> **Stated goal**
Report how many lines contain "образования". Give the number and nothing else.
┄┄┄┄┄┄┄┄┄┄┄┄┄┄┄┄┄┄┄┄
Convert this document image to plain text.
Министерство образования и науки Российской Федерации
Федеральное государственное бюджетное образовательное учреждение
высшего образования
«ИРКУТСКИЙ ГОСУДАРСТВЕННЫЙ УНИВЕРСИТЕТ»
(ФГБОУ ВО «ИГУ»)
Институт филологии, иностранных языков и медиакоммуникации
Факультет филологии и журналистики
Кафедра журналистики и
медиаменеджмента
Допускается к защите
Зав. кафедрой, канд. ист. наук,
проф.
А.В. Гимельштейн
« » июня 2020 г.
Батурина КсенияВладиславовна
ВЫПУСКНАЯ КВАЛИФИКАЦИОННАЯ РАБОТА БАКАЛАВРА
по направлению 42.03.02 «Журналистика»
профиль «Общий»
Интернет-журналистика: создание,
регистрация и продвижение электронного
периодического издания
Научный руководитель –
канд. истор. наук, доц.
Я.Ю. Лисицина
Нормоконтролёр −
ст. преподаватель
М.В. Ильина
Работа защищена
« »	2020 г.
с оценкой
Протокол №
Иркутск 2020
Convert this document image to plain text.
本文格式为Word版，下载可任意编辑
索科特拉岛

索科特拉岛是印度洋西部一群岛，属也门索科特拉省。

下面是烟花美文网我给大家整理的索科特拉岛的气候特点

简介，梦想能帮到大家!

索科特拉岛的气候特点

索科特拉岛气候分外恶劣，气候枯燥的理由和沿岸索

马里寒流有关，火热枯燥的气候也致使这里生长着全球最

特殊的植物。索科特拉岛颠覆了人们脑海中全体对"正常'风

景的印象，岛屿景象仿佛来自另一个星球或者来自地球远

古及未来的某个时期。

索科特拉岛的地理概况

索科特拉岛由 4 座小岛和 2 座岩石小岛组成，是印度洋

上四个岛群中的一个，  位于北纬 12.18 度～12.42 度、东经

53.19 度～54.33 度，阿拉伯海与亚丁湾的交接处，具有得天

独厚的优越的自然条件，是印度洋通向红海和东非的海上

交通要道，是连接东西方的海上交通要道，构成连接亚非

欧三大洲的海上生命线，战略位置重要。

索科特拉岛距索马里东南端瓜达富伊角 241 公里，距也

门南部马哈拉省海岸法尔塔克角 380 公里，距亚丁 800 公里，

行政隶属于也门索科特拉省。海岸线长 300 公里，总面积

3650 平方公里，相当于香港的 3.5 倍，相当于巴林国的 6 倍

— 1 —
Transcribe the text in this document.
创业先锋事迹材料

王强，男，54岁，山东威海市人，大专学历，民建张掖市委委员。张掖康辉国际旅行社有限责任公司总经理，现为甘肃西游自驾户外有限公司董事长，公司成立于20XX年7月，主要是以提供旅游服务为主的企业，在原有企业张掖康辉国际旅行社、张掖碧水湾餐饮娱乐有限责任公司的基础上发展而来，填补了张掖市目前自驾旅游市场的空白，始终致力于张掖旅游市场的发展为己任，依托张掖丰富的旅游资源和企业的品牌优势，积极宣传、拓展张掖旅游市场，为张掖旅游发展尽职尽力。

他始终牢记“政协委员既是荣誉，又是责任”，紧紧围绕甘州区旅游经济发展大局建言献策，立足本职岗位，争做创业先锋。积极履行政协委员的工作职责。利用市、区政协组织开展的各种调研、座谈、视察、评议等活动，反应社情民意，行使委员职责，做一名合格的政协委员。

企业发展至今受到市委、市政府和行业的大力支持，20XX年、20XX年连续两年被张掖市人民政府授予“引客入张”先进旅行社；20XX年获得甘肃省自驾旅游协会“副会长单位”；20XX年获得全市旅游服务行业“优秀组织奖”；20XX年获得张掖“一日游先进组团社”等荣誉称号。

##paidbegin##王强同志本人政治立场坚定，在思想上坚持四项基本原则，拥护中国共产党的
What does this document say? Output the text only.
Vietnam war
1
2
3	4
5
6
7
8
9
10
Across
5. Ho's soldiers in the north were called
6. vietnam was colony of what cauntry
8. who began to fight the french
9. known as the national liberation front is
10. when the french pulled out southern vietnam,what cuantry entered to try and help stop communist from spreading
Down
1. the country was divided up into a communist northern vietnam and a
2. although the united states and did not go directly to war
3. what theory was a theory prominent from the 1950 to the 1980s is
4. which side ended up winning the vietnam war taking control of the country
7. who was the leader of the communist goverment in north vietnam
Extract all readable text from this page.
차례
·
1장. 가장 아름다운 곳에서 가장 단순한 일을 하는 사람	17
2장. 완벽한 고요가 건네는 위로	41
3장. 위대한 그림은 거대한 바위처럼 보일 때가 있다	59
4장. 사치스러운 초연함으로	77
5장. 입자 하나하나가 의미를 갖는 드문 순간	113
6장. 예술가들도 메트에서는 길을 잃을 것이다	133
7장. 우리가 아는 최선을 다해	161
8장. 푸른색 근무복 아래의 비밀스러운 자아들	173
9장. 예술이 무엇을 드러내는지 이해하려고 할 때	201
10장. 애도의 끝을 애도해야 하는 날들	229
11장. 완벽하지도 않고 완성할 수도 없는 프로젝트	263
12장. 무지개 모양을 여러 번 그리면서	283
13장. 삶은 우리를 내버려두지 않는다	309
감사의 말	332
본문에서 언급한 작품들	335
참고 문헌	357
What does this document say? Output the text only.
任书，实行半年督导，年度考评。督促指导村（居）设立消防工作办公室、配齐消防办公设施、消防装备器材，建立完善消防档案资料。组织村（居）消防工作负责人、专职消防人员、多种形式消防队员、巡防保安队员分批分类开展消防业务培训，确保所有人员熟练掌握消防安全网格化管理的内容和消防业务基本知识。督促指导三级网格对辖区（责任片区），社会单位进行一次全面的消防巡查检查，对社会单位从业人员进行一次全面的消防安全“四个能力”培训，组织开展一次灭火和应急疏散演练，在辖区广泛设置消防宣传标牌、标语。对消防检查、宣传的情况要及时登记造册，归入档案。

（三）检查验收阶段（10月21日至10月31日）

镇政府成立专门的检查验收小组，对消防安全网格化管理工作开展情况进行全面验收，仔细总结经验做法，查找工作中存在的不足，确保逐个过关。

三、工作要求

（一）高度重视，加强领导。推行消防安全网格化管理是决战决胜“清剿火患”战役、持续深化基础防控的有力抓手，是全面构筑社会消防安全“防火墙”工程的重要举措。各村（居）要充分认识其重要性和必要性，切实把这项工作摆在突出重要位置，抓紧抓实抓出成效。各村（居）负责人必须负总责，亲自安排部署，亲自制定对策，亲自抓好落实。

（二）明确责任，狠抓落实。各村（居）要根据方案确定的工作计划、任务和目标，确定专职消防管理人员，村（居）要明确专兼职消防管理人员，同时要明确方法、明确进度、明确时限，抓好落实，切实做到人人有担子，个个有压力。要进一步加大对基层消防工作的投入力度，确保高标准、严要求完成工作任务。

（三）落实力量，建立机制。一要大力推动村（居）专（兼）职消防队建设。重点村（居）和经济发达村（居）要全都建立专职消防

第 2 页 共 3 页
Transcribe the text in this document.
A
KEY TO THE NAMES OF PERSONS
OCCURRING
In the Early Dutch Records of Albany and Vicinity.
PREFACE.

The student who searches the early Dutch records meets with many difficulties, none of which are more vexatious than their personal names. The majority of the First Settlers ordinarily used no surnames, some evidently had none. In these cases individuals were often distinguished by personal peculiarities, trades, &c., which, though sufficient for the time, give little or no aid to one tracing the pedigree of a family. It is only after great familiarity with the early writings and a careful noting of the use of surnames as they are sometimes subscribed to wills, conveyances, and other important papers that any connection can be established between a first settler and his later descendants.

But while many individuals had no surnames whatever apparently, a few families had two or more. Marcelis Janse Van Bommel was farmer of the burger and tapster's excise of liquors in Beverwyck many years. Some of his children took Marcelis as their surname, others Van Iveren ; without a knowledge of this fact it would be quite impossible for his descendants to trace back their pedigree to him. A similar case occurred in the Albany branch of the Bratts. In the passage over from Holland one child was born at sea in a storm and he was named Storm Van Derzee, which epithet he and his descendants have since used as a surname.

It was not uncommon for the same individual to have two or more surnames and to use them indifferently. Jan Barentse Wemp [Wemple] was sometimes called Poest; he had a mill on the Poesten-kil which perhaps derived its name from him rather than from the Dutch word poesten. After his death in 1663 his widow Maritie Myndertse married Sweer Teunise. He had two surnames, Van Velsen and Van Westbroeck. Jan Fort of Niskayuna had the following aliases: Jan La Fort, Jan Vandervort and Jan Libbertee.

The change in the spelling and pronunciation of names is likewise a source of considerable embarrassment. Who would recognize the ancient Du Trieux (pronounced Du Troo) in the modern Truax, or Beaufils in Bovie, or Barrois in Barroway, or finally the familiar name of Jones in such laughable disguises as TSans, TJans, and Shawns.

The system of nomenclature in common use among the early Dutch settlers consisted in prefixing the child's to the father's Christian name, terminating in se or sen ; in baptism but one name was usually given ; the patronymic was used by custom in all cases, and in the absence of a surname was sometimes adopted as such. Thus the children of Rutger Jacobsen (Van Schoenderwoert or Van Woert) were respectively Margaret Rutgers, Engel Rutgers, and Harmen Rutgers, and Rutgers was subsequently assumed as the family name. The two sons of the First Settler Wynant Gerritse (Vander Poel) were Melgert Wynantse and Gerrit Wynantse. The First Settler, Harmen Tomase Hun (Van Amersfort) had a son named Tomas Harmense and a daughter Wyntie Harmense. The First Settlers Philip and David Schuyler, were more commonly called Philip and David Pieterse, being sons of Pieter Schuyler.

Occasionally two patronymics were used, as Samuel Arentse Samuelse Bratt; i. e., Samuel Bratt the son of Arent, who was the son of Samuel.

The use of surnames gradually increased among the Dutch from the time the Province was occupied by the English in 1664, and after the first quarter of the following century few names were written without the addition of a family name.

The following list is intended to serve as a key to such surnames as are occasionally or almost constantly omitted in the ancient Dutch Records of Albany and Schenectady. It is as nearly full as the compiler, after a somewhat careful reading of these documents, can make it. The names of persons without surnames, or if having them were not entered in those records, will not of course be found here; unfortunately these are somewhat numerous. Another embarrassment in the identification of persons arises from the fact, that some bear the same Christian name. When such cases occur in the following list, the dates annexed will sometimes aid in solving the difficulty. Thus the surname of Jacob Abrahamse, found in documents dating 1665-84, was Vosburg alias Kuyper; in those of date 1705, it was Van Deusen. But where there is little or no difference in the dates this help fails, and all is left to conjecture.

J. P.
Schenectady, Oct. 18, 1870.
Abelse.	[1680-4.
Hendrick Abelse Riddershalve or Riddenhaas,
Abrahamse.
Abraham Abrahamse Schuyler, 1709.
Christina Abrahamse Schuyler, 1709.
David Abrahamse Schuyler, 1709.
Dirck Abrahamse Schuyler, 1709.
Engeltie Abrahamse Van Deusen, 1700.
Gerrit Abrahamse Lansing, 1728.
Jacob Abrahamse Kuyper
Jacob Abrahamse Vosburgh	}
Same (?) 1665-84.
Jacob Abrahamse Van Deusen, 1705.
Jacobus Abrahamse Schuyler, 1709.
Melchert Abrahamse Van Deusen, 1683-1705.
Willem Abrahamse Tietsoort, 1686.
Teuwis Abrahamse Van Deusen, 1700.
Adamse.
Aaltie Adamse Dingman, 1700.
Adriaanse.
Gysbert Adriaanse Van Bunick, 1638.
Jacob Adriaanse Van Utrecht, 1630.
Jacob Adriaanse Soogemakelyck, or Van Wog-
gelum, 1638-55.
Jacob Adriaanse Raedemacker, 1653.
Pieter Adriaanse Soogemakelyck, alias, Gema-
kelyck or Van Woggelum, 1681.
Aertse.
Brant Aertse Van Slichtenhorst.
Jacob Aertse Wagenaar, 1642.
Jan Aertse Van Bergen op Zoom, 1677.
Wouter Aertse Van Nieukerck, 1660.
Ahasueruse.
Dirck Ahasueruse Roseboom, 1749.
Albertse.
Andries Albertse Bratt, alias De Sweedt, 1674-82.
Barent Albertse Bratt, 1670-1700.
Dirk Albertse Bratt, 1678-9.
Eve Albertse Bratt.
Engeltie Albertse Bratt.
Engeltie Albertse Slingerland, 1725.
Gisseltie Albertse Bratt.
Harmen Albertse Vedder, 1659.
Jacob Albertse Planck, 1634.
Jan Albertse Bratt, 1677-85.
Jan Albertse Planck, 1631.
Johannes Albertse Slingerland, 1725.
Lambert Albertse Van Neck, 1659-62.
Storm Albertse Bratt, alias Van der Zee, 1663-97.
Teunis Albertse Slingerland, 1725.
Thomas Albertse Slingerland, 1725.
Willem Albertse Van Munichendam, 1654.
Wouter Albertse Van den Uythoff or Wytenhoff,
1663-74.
┄┄┄┄┄┄┄┄┄┄┄┄┄┄┄┄┄┄┄┄
> **Answer for the task**
2